---------- DATA IN THIS EXERCISE

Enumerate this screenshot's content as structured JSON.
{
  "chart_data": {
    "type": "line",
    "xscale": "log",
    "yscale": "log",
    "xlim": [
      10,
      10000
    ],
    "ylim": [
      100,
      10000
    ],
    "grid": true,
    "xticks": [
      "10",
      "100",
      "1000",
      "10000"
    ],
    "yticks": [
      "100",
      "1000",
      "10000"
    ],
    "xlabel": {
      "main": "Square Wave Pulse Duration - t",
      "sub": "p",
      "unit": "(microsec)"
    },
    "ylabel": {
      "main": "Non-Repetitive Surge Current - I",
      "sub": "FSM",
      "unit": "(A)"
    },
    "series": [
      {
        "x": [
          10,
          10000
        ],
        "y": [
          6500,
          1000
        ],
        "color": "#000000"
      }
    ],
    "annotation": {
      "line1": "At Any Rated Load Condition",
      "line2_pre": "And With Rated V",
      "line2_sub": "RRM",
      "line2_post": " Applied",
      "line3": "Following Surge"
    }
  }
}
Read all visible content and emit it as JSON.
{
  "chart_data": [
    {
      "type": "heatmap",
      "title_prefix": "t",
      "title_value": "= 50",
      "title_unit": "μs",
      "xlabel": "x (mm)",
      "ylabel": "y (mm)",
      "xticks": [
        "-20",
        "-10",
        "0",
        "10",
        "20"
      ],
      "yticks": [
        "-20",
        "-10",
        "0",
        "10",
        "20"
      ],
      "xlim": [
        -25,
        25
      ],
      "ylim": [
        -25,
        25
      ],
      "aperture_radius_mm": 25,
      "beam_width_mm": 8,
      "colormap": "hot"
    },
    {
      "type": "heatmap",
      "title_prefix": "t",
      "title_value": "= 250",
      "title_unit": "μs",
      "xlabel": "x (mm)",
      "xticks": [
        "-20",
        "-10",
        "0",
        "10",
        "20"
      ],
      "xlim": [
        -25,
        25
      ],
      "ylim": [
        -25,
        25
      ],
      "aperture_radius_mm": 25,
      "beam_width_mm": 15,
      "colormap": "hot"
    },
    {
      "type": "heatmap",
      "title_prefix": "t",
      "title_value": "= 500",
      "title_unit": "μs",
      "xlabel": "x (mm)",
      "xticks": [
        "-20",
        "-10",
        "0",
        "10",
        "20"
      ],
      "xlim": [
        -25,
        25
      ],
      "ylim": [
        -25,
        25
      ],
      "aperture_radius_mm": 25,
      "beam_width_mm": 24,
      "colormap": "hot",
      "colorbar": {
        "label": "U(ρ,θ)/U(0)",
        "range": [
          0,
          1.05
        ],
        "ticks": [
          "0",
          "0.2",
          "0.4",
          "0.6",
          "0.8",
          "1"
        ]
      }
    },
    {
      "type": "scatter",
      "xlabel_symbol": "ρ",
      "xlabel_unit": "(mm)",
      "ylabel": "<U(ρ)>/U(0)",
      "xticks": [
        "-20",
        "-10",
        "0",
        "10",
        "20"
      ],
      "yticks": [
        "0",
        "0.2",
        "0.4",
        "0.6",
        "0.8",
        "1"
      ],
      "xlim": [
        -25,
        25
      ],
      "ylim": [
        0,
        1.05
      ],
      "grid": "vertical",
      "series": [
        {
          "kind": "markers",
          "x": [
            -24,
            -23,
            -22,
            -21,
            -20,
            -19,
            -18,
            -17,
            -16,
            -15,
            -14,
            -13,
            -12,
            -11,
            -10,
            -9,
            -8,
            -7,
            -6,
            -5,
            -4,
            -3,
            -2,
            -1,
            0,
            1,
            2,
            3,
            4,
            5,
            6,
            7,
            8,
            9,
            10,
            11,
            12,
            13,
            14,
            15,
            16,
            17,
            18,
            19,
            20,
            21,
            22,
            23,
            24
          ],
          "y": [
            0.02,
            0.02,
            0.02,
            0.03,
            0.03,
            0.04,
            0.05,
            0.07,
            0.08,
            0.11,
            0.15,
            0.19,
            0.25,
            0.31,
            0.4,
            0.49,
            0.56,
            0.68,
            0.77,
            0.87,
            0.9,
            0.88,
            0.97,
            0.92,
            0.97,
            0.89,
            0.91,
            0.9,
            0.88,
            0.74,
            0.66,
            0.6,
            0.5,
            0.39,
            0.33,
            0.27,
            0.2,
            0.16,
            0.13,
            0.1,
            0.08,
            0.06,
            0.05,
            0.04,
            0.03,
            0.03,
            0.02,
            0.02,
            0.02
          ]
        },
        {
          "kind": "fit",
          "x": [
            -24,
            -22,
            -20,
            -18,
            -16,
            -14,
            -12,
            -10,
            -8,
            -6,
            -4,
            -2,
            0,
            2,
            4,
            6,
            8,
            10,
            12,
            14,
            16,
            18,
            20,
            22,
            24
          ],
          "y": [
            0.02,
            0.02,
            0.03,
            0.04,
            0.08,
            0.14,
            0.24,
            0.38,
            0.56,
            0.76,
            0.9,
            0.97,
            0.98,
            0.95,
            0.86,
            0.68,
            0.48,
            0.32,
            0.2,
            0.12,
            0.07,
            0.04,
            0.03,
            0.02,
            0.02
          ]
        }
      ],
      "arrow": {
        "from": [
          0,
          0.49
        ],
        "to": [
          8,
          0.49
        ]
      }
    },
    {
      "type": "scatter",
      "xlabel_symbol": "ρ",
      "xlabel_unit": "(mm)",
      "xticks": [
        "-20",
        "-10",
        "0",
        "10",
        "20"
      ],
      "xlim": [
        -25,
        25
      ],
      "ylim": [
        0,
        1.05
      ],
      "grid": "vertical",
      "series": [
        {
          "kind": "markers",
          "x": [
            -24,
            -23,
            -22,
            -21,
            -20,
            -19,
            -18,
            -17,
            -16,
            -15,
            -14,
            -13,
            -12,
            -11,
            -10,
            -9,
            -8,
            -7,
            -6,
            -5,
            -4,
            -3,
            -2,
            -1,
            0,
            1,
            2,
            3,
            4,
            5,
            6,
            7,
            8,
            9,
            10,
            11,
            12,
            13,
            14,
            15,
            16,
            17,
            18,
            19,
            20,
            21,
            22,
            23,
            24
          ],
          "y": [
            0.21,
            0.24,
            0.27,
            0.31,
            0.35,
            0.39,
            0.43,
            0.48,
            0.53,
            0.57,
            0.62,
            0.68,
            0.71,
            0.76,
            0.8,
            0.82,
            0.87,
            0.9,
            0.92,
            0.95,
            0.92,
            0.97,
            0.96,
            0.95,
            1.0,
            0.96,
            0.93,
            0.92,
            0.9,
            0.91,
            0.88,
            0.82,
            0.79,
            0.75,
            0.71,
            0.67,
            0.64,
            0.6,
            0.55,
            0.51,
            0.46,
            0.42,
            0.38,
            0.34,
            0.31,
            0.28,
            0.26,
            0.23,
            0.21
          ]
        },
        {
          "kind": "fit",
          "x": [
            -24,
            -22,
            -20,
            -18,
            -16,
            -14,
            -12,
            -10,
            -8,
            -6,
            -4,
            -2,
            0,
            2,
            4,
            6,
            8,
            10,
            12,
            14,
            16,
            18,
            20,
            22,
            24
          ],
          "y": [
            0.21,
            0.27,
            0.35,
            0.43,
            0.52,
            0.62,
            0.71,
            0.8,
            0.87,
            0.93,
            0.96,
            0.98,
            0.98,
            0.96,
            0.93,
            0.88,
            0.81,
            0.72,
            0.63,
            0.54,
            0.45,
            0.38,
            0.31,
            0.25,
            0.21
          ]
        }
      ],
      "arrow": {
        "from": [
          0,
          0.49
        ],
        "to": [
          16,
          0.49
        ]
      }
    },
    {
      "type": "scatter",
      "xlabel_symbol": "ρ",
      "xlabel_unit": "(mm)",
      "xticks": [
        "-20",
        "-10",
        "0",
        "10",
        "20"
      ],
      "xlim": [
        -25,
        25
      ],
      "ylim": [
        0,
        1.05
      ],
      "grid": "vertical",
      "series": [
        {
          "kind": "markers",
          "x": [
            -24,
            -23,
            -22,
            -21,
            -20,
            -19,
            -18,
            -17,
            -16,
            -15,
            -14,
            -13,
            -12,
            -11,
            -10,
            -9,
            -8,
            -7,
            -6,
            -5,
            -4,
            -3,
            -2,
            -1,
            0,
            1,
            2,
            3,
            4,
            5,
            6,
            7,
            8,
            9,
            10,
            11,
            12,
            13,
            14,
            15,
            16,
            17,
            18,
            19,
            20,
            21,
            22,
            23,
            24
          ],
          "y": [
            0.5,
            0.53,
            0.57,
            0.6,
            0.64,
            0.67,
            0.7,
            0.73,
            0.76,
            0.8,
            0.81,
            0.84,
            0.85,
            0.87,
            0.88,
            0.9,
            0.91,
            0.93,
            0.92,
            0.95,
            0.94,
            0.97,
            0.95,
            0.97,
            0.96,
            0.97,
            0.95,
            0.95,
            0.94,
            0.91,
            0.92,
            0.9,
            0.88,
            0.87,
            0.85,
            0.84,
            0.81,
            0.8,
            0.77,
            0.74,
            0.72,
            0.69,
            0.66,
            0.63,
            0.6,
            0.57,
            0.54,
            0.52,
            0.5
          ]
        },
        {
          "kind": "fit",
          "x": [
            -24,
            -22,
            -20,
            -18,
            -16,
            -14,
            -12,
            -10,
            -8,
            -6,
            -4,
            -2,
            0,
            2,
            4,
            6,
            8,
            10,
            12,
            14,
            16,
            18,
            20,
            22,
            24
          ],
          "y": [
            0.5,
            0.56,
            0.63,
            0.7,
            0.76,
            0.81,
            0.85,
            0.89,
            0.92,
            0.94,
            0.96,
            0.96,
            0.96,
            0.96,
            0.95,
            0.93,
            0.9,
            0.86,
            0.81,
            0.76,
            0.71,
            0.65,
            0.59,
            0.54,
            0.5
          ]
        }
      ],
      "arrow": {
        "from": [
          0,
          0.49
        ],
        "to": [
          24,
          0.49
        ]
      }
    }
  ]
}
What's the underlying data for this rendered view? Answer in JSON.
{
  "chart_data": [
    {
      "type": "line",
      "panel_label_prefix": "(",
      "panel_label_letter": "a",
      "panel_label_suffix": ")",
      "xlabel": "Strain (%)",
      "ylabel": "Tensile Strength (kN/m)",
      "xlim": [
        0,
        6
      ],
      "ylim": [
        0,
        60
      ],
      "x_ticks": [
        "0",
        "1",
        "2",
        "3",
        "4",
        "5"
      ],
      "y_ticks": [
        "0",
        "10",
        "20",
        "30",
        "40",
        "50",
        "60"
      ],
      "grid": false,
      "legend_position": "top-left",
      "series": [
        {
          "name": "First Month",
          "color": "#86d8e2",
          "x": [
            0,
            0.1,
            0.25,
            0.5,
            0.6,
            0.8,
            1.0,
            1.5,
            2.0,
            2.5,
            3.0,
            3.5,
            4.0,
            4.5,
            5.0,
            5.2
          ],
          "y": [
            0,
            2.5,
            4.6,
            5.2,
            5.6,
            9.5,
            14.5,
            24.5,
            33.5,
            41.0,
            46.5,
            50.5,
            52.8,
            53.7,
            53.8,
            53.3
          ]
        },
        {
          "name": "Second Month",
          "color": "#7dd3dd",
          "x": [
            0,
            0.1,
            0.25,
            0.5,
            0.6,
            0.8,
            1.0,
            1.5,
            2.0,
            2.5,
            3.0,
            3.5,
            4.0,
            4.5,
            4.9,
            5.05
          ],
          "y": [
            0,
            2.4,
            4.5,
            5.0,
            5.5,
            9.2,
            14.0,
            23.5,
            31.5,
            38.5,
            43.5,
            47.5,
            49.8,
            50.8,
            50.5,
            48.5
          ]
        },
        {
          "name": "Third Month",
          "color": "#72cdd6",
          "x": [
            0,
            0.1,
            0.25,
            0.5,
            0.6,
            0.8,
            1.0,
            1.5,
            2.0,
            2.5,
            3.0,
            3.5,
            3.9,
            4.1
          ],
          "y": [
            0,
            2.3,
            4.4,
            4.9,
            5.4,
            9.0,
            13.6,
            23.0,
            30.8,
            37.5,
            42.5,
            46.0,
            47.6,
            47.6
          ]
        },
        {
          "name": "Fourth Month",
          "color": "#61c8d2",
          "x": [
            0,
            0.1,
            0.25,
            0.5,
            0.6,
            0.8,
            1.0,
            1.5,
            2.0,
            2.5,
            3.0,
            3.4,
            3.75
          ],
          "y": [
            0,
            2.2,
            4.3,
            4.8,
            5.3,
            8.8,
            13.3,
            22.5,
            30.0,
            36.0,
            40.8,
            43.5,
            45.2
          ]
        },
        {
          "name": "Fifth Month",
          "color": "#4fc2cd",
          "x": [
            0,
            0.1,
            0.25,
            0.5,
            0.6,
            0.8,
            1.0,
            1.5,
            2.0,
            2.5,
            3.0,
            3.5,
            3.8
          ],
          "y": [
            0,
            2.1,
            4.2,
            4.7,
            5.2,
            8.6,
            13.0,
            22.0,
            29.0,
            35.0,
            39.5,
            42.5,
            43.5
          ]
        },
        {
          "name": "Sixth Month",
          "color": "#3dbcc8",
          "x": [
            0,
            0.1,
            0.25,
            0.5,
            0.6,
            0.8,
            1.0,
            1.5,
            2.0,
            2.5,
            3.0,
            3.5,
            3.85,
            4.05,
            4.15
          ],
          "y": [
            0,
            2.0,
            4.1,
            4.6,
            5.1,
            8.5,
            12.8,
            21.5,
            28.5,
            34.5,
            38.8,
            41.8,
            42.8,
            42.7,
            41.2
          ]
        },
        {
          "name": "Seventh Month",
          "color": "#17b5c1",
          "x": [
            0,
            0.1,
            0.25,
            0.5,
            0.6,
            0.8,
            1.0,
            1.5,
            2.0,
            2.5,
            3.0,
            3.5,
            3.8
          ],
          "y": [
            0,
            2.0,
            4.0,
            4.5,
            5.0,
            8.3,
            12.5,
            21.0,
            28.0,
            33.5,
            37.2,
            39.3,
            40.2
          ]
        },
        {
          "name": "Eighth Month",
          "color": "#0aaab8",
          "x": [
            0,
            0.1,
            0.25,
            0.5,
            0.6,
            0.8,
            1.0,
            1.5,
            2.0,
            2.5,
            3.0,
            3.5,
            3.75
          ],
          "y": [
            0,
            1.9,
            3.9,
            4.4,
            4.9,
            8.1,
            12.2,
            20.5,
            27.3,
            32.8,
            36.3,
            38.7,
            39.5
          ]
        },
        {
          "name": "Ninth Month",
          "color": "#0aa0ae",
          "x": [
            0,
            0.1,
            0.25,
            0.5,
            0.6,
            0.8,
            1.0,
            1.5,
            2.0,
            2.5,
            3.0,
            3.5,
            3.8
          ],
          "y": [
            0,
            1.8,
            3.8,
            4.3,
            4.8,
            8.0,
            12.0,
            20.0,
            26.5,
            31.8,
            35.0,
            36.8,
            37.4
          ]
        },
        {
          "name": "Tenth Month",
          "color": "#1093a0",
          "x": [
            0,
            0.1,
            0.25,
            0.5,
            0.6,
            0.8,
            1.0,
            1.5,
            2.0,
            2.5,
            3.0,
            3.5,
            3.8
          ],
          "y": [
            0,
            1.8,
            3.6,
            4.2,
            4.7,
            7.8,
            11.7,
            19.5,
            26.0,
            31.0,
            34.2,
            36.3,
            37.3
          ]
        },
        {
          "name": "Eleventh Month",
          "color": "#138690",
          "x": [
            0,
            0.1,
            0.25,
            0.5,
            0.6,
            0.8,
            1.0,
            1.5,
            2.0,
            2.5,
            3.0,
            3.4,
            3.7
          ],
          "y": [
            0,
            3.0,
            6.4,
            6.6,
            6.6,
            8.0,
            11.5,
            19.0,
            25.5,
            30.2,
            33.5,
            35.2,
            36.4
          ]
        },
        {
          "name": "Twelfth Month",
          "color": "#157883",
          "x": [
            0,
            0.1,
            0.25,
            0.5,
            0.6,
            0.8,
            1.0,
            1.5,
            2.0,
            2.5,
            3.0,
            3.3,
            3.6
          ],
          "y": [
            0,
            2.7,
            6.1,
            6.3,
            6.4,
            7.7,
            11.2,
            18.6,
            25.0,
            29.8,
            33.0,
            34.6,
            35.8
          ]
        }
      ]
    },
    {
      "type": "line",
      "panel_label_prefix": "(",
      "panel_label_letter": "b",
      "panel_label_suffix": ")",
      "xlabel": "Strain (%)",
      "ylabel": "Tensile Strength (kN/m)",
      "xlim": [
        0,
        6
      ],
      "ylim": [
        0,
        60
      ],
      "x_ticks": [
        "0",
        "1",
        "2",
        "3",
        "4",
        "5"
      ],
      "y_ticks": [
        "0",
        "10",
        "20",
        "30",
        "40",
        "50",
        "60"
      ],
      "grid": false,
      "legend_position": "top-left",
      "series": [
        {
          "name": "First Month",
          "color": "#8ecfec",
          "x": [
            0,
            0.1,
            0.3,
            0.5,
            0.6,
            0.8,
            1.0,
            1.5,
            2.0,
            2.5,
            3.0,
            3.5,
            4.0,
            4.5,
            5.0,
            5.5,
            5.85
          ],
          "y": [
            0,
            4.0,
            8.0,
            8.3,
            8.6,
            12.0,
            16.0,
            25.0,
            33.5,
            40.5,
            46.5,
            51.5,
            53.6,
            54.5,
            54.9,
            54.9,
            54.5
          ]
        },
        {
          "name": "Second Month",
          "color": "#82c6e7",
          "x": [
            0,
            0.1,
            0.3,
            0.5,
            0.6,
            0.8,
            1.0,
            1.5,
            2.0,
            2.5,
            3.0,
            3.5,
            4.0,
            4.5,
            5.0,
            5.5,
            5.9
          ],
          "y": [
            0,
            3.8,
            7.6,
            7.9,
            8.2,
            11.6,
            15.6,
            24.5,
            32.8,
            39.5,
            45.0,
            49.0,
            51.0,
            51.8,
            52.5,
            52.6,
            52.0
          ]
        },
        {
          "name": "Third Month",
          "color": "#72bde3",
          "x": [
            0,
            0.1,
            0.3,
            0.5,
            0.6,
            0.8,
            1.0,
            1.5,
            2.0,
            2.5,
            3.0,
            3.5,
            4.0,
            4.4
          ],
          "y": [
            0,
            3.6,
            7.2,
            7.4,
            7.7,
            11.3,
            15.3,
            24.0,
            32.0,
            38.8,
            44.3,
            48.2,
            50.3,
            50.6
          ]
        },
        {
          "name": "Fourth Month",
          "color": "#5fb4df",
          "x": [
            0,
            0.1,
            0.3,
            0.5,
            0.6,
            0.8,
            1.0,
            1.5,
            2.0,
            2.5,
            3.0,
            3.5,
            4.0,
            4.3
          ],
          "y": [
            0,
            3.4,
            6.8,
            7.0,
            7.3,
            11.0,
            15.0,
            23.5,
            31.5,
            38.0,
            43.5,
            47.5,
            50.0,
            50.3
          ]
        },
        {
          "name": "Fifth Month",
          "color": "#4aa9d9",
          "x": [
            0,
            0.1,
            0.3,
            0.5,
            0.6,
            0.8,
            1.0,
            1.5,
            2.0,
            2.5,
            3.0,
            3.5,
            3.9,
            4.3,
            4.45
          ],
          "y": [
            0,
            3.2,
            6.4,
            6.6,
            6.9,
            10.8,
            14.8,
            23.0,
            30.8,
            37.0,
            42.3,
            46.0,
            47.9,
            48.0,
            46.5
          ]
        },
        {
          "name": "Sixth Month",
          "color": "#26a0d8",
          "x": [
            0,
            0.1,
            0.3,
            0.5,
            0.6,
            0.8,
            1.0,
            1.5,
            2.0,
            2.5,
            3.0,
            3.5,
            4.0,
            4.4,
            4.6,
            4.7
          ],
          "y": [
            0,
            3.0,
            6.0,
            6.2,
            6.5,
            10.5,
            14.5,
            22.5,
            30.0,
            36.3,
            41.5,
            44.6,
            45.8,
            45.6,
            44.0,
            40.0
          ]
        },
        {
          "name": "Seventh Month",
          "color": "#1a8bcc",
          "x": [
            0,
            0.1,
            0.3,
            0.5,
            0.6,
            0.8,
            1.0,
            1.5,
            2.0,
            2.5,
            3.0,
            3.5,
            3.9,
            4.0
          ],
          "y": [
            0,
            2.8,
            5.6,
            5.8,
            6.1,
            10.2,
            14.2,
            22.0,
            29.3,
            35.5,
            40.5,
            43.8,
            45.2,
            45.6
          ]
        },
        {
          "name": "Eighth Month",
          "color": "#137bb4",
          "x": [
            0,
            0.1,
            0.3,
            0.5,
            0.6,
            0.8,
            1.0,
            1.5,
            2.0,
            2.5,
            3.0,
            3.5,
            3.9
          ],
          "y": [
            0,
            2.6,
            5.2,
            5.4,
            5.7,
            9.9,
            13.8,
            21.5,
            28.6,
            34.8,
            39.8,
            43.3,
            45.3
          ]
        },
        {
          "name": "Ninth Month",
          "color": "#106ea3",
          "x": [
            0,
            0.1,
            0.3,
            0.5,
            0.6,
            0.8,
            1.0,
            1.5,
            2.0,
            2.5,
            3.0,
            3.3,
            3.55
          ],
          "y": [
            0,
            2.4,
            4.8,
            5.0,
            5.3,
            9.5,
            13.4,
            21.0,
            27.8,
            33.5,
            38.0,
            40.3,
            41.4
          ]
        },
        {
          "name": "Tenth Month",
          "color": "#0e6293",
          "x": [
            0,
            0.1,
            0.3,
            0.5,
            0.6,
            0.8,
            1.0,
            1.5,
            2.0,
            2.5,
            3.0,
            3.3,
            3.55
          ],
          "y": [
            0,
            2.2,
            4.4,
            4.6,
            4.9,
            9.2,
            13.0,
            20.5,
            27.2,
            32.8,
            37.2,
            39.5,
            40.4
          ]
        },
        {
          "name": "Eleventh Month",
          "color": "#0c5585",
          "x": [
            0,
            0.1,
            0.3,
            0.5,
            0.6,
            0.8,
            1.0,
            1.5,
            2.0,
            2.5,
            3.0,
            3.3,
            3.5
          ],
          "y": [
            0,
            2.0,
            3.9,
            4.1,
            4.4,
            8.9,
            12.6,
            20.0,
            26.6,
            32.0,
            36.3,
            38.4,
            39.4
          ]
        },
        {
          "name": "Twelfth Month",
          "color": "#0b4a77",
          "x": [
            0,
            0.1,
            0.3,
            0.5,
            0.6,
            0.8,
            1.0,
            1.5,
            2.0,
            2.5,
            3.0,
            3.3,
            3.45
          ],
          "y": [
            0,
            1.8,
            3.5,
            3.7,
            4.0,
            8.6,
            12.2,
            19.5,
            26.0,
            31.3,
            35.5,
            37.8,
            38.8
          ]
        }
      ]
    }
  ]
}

--------------------

Go over the records above and tally each line that includes "content". Give the total by itself.

:: TASK RESPONSE ::
2